▸ **TASK DIRECTIONS**: In the material below, identify each line bearing the word "JSON". Reproduce those lines.

(Data entries for graphics)
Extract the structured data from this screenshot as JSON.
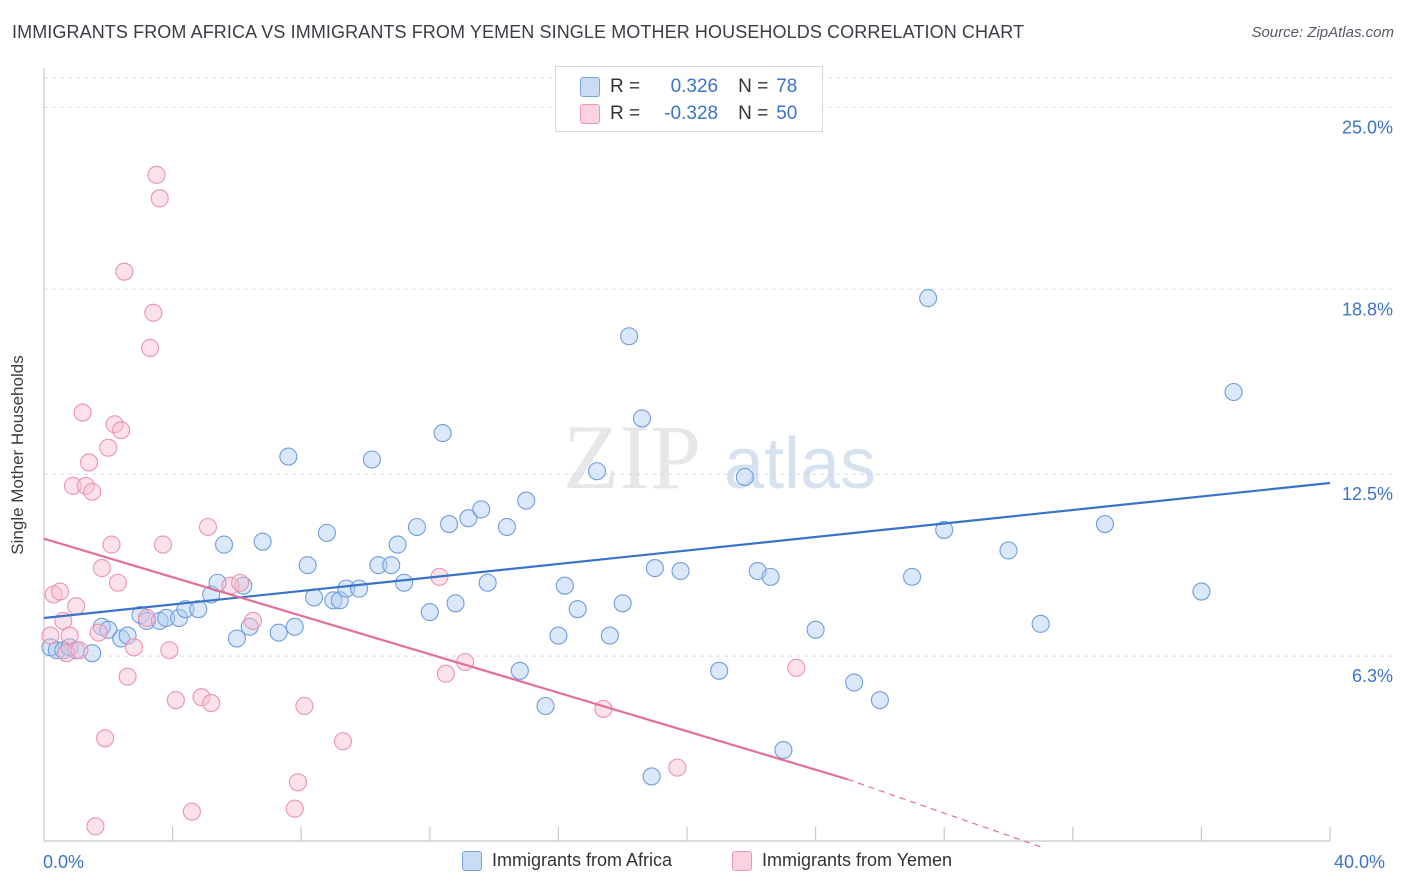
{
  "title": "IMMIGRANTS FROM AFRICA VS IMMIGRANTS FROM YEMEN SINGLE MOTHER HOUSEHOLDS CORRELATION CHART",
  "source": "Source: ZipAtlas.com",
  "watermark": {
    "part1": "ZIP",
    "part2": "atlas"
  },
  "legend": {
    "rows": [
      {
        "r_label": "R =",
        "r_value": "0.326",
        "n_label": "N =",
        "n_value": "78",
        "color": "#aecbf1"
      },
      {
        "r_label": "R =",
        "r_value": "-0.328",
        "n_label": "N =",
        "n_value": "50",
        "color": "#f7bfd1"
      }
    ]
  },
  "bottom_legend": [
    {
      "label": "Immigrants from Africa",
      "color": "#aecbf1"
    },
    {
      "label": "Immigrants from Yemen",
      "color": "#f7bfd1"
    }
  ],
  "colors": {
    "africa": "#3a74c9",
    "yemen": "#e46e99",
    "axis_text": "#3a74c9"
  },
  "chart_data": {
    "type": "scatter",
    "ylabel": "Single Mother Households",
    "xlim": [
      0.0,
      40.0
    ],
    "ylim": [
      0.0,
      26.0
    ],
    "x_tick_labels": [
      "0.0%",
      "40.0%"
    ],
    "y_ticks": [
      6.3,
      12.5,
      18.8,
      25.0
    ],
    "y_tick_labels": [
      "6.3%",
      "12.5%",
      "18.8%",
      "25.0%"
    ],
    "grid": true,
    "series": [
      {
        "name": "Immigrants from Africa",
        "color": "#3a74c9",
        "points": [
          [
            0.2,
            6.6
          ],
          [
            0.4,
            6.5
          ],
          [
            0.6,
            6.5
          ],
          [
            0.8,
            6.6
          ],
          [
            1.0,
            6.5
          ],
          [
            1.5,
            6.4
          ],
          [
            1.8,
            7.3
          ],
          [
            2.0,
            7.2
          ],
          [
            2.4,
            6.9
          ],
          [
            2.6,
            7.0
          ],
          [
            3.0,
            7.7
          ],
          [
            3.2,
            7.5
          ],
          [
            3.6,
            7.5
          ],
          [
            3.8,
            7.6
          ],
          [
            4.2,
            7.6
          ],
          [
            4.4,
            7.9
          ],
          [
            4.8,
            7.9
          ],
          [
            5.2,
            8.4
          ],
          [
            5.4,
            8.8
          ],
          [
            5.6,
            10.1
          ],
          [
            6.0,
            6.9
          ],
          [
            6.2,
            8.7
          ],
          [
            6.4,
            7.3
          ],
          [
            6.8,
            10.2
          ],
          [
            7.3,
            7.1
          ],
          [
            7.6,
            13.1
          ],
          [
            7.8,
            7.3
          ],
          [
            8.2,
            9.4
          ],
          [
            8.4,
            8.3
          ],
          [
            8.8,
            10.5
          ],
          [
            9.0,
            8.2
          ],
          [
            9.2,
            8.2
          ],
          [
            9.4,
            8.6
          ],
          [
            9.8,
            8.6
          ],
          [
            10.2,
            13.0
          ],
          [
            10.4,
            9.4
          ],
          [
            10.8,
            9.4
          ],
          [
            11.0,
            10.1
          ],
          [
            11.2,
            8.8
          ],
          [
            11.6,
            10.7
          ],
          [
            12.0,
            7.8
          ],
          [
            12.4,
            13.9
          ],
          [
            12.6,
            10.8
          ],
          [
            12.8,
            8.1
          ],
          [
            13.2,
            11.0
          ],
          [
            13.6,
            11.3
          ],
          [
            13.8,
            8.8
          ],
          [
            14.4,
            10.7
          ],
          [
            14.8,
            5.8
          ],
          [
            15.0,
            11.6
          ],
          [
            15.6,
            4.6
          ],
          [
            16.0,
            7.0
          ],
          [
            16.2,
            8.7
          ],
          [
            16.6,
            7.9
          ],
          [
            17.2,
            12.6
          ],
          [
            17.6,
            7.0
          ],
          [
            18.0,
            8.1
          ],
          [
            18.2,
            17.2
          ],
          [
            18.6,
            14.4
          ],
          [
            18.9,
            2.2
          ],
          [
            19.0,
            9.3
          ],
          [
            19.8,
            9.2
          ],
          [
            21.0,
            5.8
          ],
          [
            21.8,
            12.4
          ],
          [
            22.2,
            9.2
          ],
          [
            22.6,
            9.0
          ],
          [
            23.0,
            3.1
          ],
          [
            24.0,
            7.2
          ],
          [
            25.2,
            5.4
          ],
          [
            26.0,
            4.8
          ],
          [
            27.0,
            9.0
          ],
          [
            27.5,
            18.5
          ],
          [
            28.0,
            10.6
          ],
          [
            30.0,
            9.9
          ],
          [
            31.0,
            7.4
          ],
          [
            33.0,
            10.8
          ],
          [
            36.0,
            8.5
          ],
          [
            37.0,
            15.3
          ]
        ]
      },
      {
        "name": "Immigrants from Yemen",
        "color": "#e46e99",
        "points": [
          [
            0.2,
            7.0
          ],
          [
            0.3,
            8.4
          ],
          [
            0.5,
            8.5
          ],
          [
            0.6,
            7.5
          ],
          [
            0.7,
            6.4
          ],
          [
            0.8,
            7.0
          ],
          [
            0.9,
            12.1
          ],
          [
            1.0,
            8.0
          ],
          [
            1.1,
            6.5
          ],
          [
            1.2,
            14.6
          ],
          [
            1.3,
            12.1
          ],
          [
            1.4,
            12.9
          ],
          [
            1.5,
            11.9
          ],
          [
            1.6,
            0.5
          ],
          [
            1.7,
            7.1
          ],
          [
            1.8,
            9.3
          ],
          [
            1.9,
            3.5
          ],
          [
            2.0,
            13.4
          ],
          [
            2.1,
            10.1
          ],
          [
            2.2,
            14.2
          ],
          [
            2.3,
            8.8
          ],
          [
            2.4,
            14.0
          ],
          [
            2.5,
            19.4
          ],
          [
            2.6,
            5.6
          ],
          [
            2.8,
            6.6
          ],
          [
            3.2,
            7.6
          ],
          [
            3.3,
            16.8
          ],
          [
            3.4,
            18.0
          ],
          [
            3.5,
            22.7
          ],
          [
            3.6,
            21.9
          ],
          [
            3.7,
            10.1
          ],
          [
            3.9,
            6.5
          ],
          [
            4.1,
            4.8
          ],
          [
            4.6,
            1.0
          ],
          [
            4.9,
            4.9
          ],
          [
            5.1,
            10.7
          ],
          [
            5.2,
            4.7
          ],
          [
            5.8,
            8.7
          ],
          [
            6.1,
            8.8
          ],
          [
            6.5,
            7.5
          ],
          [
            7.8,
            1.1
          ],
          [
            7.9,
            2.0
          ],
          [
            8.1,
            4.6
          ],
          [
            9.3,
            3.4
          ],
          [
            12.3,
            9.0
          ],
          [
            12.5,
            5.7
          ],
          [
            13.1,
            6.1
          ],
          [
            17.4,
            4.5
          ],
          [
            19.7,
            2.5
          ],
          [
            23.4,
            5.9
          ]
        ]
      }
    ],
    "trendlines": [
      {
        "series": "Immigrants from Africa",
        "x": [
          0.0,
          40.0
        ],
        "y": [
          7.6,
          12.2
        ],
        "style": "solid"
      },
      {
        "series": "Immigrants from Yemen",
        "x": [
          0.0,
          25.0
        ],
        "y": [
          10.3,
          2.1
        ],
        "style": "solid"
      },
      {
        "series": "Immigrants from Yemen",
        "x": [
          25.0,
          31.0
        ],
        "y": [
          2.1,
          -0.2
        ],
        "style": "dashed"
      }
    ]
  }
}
==
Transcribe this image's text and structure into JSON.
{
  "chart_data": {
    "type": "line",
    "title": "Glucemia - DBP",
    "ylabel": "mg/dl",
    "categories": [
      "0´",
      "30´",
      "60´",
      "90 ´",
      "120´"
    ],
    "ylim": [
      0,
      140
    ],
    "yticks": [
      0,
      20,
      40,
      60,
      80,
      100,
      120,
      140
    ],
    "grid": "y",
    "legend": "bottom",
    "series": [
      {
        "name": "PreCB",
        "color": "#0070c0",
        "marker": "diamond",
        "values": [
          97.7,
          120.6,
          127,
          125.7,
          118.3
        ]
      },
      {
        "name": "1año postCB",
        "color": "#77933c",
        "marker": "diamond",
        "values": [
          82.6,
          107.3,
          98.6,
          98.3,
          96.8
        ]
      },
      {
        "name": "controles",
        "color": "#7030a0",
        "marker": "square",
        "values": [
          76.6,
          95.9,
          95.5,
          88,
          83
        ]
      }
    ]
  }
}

▸ **SOLUTION FOR THIS EXERCISE**:
Extract the structured data from this screenshot as JSON.
Transcribe this image's text and structure into JSON.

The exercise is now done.